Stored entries
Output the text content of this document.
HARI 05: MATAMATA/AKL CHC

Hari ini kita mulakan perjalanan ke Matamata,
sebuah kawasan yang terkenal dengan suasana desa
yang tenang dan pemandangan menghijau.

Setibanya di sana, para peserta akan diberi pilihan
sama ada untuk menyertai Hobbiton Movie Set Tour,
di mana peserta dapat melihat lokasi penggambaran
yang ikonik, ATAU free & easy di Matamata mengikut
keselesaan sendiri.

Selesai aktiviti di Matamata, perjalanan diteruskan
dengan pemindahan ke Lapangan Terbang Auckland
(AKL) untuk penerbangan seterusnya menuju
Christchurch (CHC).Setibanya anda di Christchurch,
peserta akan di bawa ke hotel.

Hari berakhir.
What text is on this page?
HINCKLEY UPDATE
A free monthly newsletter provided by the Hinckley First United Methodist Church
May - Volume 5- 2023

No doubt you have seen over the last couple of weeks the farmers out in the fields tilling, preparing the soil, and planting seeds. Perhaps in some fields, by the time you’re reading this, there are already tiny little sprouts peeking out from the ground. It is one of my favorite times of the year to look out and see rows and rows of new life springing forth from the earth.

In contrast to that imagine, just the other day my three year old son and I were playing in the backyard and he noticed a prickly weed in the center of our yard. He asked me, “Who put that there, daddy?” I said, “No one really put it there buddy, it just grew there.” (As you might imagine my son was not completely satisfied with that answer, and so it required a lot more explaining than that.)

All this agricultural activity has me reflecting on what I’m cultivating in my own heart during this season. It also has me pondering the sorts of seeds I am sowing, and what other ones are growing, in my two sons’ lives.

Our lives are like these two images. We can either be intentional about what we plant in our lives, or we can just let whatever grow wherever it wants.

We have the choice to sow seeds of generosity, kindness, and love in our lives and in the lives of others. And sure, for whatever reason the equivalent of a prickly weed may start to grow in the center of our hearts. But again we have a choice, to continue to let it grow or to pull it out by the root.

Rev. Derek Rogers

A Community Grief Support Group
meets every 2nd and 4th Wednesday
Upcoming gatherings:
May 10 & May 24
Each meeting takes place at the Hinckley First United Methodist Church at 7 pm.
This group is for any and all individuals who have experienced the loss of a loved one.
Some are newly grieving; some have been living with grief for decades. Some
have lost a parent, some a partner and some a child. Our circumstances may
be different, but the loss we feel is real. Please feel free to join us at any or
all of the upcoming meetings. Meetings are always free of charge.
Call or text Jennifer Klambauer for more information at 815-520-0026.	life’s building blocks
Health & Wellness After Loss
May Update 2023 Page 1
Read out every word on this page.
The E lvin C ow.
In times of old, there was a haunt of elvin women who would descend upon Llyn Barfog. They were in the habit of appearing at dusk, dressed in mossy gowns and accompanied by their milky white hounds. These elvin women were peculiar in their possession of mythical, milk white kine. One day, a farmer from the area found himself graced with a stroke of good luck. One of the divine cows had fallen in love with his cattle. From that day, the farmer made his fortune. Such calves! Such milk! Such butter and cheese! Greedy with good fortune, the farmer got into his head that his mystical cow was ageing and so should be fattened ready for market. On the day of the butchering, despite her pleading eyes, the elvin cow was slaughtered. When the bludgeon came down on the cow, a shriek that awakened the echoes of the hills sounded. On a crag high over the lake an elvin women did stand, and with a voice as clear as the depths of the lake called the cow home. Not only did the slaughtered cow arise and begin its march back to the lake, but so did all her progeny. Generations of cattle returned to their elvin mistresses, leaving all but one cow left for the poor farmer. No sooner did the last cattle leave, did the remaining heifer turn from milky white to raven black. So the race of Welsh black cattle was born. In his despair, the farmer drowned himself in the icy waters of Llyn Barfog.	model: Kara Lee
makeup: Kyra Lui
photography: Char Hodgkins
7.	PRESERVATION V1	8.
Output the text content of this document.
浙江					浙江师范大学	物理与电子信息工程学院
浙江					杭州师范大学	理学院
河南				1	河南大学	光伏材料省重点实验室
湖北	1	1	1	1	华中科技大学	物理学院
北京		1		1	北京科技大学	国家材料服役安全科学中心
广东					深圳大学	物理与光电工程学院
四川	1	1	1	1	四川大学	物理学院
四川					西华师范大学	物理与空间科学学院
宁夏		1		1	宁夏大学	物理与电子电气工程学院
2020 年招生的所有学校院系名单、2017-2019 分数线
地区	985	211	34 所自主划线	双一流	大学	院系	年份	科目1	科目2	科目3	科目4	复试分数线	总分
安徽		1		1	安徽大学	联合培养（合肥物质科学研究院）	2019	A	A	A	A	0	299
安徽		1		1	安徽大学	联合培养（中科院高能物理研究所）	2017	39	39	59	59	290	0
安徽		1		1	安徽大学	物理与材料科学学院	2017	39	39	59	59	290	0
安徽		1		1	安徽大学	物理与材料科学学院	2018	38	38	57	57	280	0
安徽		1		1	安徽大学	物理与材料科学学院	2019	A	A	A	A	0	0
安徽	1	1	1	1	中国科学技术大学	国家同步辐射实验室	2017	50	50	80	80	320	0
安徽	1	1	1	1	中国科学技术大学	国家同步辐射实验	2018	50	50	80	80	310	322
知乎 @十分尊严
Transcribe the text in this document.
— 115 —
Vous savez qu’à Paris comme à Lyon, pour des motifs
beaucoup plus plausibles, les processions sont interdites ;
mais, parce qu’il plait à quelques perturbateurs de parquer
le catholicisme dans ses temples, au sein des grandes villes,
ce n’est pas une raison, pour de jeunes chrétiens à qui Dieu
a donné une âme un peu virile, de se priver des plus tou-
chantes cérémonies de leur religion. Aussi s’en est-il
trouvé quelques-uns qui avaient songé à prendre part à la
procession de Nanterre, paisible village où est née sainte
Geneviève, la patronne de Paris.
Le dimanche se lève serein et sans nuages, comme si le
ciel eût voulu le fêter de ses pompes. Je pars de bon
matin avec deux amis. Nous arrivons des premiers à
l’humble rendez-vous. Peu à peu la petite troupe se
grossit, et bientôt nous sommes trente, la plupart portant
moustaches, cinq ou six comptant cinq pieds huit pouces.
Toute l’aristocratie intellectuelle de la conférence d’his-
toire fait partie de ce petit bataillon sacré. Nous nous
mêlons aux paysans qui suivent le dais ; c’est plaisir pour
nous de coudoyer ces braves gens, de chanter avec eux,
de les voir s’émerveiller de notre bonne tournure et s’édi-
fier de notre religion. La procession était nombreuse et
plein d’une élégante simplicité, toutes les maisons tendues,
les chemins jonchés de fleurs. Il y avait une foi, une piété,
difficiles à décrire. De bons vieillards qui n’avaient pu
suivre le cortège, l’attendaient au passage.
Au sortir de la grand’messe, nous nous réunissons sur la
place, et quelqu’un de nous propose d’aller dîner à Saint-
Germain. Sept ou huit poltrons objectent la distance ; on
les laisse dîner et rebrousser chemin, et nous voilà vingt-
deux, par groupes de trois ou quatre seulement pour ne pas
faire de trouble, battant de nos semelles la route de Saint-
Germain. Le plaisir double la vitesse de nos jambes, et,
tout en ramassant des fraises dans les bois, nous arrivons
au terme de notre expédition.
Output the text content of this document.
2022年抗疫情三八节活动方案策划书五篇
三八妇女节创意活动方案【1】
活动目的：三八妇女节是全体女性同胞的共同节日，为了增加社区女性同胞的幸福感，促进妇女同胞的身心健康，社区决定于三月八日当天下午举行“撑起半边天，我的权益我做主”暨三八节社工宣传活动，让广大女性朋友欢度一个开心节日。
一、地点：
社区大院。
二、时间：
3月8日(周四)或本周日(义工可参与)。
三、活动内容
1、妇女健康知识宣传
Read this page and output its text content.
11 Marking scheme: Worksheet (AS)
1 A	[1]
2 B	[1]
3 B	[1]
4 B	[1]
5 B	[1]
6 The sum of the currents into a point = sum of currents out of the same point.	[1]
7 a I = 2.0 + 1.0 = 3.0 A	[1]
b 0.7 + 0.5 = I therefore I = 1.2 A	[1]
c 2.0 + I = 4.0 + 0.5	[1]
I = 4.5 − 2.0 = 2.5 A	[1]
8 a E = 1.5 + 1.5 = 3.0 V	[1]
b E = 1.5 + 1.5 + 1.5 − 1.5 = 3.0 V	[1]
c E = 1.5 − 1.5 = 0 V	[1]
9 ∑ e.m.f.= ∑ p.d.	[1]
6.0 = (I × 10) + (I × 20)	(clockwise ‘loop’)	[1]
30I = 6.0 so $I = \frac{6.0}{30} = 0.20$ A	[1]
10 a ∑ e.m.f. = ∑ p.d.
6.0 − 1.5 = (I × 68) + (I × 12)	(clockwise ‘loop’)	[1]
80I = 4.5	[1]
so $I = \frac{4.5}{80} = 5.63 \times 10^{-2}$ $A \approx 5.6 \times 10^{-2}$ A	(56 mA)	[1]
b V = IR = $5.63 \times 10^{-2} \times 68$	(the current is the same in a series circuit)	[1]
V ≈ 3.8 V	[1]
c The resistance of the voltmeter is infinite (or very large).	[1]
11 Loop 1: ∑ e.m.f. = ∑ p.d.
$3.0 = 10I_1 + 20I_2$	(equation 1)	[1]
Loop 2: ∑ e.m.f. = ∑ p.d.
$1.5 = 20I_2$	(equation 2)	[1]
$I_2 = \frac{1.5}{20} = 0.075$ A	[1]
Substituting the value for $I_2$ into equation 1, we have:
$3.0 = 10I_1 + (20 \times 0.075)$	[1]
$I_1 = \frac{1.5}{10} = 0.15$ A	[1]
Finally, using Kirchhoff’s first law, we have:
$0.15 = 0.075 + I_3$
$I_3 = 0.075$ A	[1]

Instruction:
The answer must consist solely of the number of lines in the entries that contain the word "whatever".

Response below:
2